╭──

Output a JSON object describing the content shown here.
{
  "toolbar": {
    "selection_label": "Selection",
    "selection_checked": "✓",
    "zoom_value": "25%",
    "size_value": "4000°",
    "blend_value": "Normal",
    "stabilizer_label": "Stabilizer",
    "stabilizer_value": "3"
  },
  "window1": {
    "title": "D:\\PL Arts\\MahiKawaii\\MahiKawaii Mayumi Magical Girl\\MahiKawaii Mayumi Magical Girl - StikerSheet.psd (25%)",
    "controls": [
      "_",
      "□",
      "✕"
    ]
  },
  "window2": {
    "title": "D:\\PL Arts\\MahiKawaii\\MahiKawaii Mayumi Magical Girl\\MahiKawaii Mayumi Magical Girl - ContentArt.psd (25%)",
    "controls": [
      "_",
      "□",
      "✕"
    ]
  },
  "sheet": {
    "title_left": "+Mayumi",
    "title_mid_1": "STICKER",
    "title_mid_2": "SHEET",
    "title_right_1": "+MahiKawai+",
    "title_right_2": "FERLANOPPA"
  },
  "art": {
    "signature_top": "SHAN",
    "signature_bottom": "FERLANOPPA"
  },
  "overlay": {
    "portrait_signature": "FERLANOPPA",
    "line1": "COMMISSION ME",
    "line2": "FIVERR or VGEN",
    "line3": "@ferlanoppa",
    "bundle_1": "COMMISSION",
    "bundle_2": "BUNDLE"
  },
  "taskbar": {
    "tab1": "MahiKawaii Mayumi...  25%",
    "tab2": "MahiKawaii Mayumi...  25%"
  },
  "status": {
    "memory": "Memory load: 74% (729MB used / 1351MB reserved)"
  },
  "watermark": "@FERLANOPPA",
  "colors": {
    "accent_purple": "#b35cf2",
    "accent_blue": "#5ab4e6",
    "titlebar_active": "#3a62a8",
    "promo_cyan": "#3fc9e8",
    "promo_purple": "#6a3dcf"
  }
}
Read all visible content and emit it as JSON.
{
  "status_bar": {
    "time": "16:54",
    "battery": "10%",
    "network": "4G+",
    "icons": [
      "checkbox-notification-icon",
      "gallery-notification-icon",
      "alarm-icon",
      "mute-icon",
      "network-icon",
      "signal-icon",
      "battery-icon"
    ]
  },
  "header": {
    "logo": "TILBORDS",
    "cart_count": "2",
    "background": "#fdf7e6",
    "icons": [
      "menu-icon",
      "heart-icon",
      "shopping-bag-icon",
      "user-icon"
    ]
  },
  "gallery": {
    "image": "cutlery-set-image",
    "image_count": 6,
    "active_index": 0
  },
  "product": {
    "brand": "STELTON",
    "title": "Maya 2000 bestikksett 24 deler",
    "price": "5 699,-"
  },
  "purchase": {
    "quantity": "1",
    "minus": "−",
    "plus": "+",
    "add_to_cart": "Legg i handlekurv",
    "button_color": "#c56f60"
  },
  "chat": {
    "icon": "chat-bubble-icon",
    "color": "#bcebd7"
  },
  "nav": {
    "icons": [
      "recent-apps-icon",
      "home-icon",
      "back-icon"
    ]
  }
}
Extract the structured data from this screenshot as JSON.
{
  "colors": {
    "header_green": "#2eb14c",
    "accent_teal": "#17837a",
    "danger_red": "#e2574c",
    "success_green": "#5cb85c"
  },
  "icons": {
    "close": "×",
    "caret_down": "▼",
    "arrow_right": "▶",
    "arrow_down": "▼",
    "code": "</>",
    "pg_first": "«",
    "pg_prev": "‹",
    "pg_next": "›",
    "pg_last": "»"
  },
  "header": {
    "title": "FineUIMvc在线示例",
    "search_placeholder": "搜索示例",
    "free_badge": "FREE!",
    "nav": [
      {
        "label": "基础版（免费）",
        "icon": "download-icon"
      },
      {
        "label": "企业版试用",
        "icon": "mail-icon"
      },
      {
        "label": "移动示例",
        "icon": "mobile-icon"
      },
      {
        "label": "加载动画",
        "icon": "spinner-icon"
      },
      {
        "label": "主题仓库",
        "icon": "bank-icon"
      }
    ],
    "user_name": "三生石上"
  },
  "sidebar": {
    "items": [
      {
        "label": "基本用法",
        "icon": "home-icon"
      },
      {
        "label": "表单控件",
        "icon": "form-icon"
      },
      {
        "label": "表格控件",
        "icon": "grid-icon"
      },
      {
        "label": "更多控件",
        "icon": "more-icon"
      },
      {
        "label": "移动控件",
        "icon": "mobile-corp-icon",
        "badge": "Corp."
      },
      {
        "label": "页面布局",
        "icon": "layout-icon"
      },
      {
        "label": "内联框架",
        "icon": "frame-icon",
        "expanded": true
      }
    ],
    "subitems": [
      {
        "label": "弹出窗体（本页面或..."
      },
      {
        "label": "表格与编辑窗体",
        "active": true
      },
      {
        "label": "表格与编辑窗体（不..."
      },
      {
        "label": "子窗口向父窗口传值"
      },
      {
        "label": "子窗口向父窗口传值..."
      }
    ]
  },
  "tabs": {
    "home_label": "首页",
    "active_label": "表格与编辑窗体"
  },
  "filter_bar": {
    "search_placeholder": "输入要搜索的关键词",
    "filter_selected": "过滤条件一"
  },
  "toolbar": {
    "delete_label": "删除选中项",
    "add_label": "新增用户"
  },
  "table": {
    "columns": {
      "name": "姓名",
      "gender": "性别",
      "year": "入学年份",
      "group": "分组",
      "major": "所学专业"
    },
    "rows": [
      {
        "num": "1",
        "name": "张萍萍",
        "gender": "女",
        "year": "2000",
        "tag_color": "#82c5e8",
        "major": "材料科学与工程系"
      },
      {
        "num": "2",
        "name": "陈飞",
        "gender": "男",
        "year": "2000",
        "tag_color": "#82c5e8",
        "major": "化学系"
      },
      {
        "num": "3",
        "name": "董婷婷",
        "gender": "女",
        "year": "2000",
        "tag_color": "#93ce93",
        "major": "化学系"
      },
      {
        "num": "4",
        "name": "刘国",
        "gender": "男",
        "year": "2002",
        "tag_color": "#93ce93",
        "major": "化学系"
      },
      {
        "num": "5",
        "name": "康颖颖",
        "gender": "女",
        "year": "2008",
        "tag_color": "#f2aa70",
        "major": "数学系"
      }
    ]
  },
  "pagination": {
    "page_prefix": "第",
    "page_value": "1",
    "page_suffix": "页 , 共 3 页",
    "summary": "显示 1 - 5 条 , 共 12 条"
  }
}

╰──

[TO BE DONE] From the first line to the last, please quote the material above exactly.

[SOLUTION]
Output a JSON object describing the content shown here.
{
  "toolbar": {
    "selection_label": "Selection",
    "selection_checked": "✓",
    "zoom_value": "25%",
    "size_value": "4000°",
    "blend_value": "Normal",
    "stabilizer_label": "Stabilizer",
    "stabilizer_value": "3"
  },
  "window1": {
    "title": "D:\\PL Arts\\MahiKawaii\\MahiKawaii Mayumi Magical Girl\\MahiKawaii Mayumi Magical Girl - StikerSheet.psd (25%)",
    "controls": [
      "_",
      "□",
      "✕"
    ]
  },
  "window2": {
    "title": "D:\\PL Arts\\MahiKawaii\\MahiKawaii Mayumi Magical Girl\\MahiKawaii Mayumi Magical Girl - ContentArt.psd (25%)",
    "controls": [
      "_",
      "□",
      "✕"
    ]
  },
  "sheet": {
    "title_left": "+Mayumi",
    "title_mid_1": "STICKER",
    "title_mid_2": "SHEET",
    "title_right_1": "+MahiKawai+",
    "title_right_2": "FERLANOPPA"
  },
  "art": {
    "signature_top": "SHAN",
    "signature_bottom": "FERLANOPPA"
  },
  "overlay": {
    "portrait_signature": "FERLANOPPA",
    "line1": "COMMISSION ME",
    "line2": "FIVERR or VGEN",
    "line3": "@ferlanoppa",
    "bundle_1": "COMMISSION",
    "bundle_2": "BUNDLE"
  },
  "taskbar": {
    "tab1": "MahiKawaii Mayumi...  25%",
    "tab2": "MahiKawaii Mayumi...  25%"
  },
  "status": {
    "memory": "Memory load: 74% (729MB used / 1351MB reserved)"
  },
  "watermark": "@FERLANOPPA",
  "colors": {
    "accent_purple": "#b35cf2",
    "accent_blue": "#5ab4e6",
    "titlebar_active": "#3a62a8",
    "promo_cyan": "#3fc9e8",
    "promo_purple": "#6a3dcf"
  }
}
Read all visible content and emit it as JSON.
{
  "status_bar": {
    "time": "16:54",
    "battery": "10%",
    "network": "4G+",
    "icons": [
      "checkbox-notification-icon",
      "gallery-notification-icon",
      "alarm-icon",
      "mute-icon",
      "network-icon",
      "signal-icon",
      "battery-icon"
    ]
  },
  "header": {
    "logo": "TILBORDS",
    "cart_count": "2",
    "background": "#fdf7e6",
    "icons": [
      "menu-icon",
      "heart-icon",
      "shopping-bag-icon",
      "user-icon"
    ]
  },
  "gallery": {
    "image": "cutlery-set-image",
    "image_count": 6,
    "active_index": 0
  },
  "product": {
    "brand": "STELTON",
    "title": "Maya 2000 bestikksett 24 deler",
    "price": "5 699,-"
  },
  "purchase": {
    "quantity": "1",
    "minus": "−",
    "plus": "+",
    "add_to_cart": "Legg i handlekurv",
    "button_color": "#c56f60"
  },
  "chat": {
    "icon": "chat-bubble-icon",
    "color": "#bcebd7"
  },
  "nav": {
    "icons": [
      "recent-apps-icon",
      "home-icon",
      "back-icon"
    ]
  }
}
Extract the structured data from this screenshot as JSON.
{
  "colors": {
    "header_green": "#2eb14c",
    "accent_teal": "#17837a",
    "danger_red": "#e2574c",
    "success_green": "#5cb85c"
  },
  "icons": {
    "close": "×",
    "caret_down": "▼",
    "arrow_right": "▶",
    "arrow_down": "▼",
    "code": "</>",
    "pg_first": "«",
    "pg_prev": "‹",
    "pg_next": "›",
    "pg_last": "»"
  },
  "header": {
    "title": "FineUIMvc在线示例",
    "search_placeholder": "搜索示例",
    "free_badge": "FREE!",
    "nav": [
      {
        "label": "基础版（免费）",
        "icon": "download-icon"
      },
      {
        "label": "企业版试用",
        "icon": "mail-icon"
      },
      {
        "label": "移动示例",
        "icon": "mobile-icon"
      },
      {
        "label": "加载动画",
        "icon": "spinner-icon"
      },
      {
        "label": "主题仓库",
        "icon": "bank-icon"
      }
    ],
    "user_name": "三生石上"
  },
  "sidebar": {
    "items": [
      {
        "label": "基本用法",
        "icon": "home-icon"
      },
      {
        "label": "表单控件",
        "icon": "form-icon"
      },
      {
        "label": "表格控件",
        "icon": "grid-icon"
      },
      {
        "label": "更多控件",
        "icon": "more-icon"
      },
      {
        "label": "移动控件",
        "icon": "mobile-corp-icon",
        "badge": "Corp."
      },
      {
        "label": "页面布局",
        "icon": "layout-icon"
      },
      {
        "label": "内联框架",
        "icon": "frame-icon",
        "expanded": true
      }
    ],
    "subitems": [
      {
        "label": "弹出窗体（本页面或..."
      },
      {
        "label": "表格与编辑窗体",
        "active": true
      },
      {
        "label": "表格与编辑窗体（不..."
      },
      {
        "label": "子窗口向父窗口传值"
      },
      {
        "label": "子窗口向父窗口传值..."
      }
    ]
  },
  "tabs": {
    "home_label": "首页",
    "active_label": "表格与编辑窗体"
  },
  "filter_bar": {
    "search_placeholder": "输入要搜索的关键词",
    "filter_selected": "过滤条件一"
  },
  "toolbar": {
    "delete_label": "删除选中项",
    "add_label": "新增用户"
  },
  "table": {
    "columns": {
      "name": "姓名",
      "gender": "性别",
      "year": "入学年份",
      "group": "分组",
      "major": "所学专业"
    },
    "rows": [
      {
        "num": "1",
        "name": "张萍萍",
        "gender": "女",
        "year": "2000",
        "tag_color": "#82c5e8",
        "major": "材料科学与工程系"
      },
      {
        "num": "2",
        "name": "陈飞",
        "gender": "男",
        "year": "2000",
        "tag_color": "#82c5e8",
        "major": "化学系"
      },
      {
        "num": "3",
        "name": "董婷婷",
        "gender": "女",
        "year": "2000",
        "tag_color": "#93ce93",
        "major": "化学系"
      },
      {
        "num": "4",
        "name": "刘国",
        "gender": "男",
        "year": "2002",
        "tag_color": "#93ce93",
        "major": "化学系"
      },
      {
        "num": "5",
        "name": "康颖颖",
        "gender": "女",
        "year": "2008",
        "tag_color": "#f2aa70",
        "major": "数学系"
      }
    ]
  },
  "pagination": {
    "page_prefix": "第",
    "page_value": "1",
    "page_suffix": "页 , 共 3 页",
    "summary": "显示 1 - 5 条 , 共 12 条"
  }
}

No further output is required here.